Dataset entries start

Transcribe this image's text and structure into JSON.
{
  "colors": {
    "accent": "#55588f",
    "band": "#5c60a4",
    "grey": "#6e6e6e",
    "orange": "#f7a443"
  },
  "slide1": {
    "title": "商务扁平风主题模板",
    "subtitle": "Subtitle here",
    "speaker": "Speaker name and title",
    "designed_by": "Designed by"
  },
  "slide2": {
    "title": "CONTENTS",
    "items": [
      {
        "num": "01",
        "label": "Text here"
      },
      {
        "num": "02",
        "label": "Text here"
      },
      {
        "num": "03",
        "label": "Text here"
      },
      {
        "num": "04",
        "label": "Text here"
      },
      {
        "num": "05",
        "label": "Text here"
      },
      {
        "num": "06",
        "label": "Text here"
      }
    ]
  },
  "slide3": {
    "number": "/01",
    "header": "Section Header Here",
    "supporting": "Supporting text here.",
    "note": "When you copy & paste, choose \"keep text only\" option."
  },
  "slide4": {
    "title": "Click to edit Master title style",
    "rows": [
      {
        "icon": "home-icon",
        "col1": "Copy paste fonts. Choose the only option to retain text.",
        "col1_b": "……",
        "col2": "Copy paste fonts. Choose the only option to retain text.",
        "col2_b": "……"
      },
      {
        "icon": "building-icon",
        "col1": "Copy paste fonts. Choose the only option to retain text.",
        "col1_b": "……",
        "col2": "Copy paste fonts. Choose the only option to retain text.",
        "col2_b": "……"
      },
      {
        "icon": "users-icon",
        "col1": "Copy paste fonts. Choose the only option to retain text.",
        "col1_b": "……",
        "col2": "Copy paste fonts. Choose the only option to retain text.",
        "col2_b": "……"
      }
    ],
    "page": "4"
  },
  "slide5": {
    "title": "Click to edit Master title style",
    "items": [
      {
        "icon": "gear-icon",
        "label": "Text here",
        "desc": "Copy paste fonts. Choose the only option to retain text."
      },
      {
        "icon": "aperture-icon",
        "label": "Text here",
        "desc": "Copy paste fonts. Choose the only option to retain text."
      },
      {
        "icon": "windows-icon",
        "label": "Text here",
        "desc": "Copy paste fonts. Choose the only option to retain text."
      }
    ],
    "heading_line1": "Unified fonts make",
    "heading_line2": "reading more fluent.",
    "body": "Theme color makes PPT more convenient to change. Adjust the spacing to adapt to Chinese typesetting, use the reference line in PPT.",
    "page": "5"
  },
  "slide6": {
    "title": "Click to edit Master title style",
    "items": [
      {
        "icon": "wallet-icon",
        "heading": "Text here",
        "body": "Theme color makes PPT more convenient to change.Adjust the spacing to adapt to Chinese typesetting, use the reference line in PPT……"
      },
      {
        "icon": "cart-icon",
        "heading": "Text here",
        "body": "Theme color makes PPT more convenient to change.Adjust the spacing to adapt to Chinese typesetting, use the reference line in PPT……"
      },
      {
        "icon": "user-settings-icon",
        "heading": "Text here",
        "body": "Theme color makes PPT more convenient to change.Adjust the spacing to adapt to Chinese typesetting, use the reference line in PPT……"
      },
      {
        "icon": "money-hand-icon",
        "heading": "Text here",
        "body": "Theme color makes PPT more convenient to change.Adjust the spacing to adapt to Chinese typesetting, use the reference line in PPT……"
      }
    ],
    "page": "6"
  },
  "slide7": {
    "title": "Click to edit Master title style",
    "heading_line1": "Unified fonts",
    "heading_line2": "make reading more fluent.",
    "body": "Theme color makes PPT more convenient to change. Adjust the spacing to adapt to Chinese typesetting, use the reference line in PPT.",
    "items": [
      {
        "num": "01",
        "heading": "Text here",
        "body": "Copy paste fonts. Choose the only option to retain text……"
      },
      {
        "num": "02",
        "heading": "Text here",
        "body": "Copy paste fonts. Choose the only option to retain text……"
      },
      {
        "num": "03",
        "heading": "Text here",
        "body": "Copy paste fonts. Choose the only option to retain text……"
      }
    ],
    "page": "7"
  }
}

Dataset entries end

Set task >> Copy out the full listing exactly.

Exercise response >>
Transcribe this image's text and structure into JSON.
{
  "colors": {
    "accent": "#55588f",
    "band": "#5c60a4",
    "grey": "#6e6e6e",
    "orange": "#f7a443"
  },
  "slide1": {
    "title": "商务扁平风主题模板",
    "subtitle": "Subtitle here",
    "speaker": "Speaker name and title",
    "designed_by": "Designed by"
  },
  "slide2": {
    "title": "CONTENTS",
    "items": [
      {
        "num": "01",
        "label": "Text here"
      },
      {
        "num": "02",
        "label": "Text here"
      },
      {
        "num": "03",
        "label": "Text here"
      },
      {
        "num": "04",
        "label": "Text here"
      },
      {
        "num": "05",
        "label": "Text here"
      },
      {
        "num": "06",
        "label": "Text here"
      }
    ]
  },
  "slide3": {
    "number": "/01",
    "header": "Section Header Here",
    "supporting": "Supporting text here.",
    "note": "When you copy & paste, choose \"keep text only\" option."
  },
  "slide4": {
    "title": "Click to edit Master title style",
    "rows": [
      {
        "icon": "home-icon",
        "col1": "Copy paste fonts. Choose the only option to retain text.",
        "col1_b": "……",
        "col2": "Copy paste fonts. Choose the only option to retain text.",
        "col2_b": "……"
      },
      {
        "icon": "building-icon",
        "col1": "Copy paste fonts. Choose the only option to retain text.",
        "col1_b": "……",
        "col2": "Copy paste fonts. Choose the only option to retain text.",
        "col2_b": "……"
      },
      {
        "icon": "users-icon",
        "col1": "Copy paste fonts. Choose the only option to retain text.",
        "col1_b": "……",
        "col2": "Copy paste fonts. Choose the only option to retain text.",
        "col2_b": "……"
      }
    ],
    "page": "4"
  },
  "slide5": {
    "title": "Click to edit Master title style",
    "items": [
      {
        "icon": "gear-icon",
        "label": "Text here",
        "desc": "Copy paste fonts. Choose the only option to retain text."
      },
      {
        "icon": "aperture-icon",
        "label": "Text here",
        "desc": "Copy paste fonts. Choose the only option to retain text."
      },
      {
        "icon": "windows-icon",
        "label": "Text here",
        "desc": "Copy paste fonts. Choose the only option to retain text."
      }
    ],
    "heading_line1": "Unified fonts make",
    "heading_line2": "reading more fluent.",
    "body": "Theme color makes PPT more convenient to change. Adjust the spacing to adapt to Chinese typesetting, use the reference line in PPT.",
    "page": "5"
  },
  "slide6": {
    "title": "Click to edit Master title style",
    "items": [
      {
        "icon": "wallet-icon",
        "heading": "Text here",
        "body": "Theme color makes PPT more convenient to change.Adjust the spacing to adapt to Chinese typesetting, use the reference line in PPT……"
      },
      {
        "icon": "cart-icon",
        "heading": "Text here",
        "body": "Theme color makes PPT more convenient to change.Adjust the spacing to adapt to Chinese typesetting, use the reference line in PPT……"
      },
      {
        "icon": "user-settings-icon",
        "heading": "Text here",
        "body": "Theme color makes PPT more convenient to change.Adjust the spacing to adapt to Chinese typesetting, use the reference line in PPT……"
      },
      {
        "icon": "money-hand-icon",
        "heading": "Text here",
        "body": "Theme color makes PPT more convenient to change.Adjust the spacing to adapt to Chinese typesetting, use the reference line in PPT……"
      }
    ],
    "page": "6"
  },
  "slide7": {
    "title": "Click to edit Master title style",
    "heading_line1": "Unified fonts",
    "heading_line2": "make reading more fluent.",
    "body": "Theme color makes PPT more convenient to change. Adjust the spacing to adapt to Chinese typesetting, use the reference line in PPT.",
    "items": [
      {
        "num": "01",
        "heading": "Text here",
        "body": "Copy paste fonts. Choose the only option to retain text……"
      },
      {
        "num": "02",
        "heading": "Text here",
        "body": "Copy paste fonts. Choose the only option to retain text……"
      },
      {
        "num": "03",
        "heading": "Text here",
        "body": "Copy paste fonts. Choose the only option to retain text……"
      }
    ],
    "page": "7"
  }
}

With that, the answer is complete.